* **TO BE DONE**: Every line with the string "LANE" should be gathered.

(Figure contents as structured data)
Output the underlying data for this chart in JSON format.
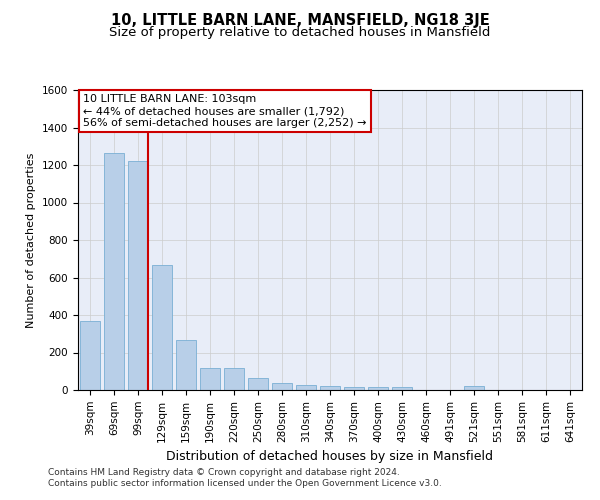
{
  "title": "10, LITTLE BARN LANE, MANSFIELD, NG18 3JE",
  "subtitle": "Size of property relative to detached houses in Mansfield",
  "xlabel": "Distribution of detached houses by size in Mansfield",
  "ylabel": "Number of detached properties",
  "categories": [
    "39sqm",
    "69sqm",
    "99sqm",
    "129sqm",
    "159sqm",
    "190sqm",
    "220sqm",
    "250sqm",
    "280sqm",
    "310sqm",
    "340sqm",
    "370sqm",
    "400sqm",
    "430sqm",
    "460sqm",
    "491sqm",
    "521sqm",
    "551sqm",
    "581sqm",
    "611sqm",
    "641sqm"
  ],
  "values": [
    370,
    1265,
    1220,
    665,
    265,
    115,
    115,
    65,
    35,
    25,
    20,
    15,
    15,
    15,
    0,
    0,
    20,
    0,
    0,
    0,
    0
  ],
  "bar_color": "#b8cfe8",
  "bar_edge_color": "#7aafd4",
  "grid_color": "#cccccc",
  "background_color": "#ffffff",
  "plot_bg_color": "#e8edf8",
  "red_line_x": 2.42,
  "annotation_line1": "10 LITTLE BARN LANE: 103sqm",
  "annotation_line2": "← 44% of detached houses are smaller (1,792)",
  "annotation_line3": "56% of semi-detached houses are larger (2,252) →",
  "annotation_box_color": "#ffffff",
  "annotation_border_color": "#cc0000",
  "ylim": [
    0,
    1600
  ],
  "yticks": [
    0,
    200,
    400,
    600,
    800,
    1000,
    1200,
    1400,
    1600
  ],
  "footer_line1": "Contains HM Land Registry data © Crown copyright and database right 2024.",
  "footer_line2": "Contains public sector information licensed under the Open Government Licence v3.0.",
  "title_fontsize": 10.5,
  "subtitle_fontsize": 9.5,
  "xlabel_fontsize": 9,
  "ylabel_fontsize": 8,
  "tick_fontsize": 7.5,
  "annotation_fontsize": 8,
  "footer_fontsize": 6.5
}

* **SOLUTION TO THE EXERCISE**:
  "title": "10, LITTLE BARN LANE, MANSFIELD, NG18 3JE",
  "annotation_line1": "10 LITTLE BARN LANE: 103sqm",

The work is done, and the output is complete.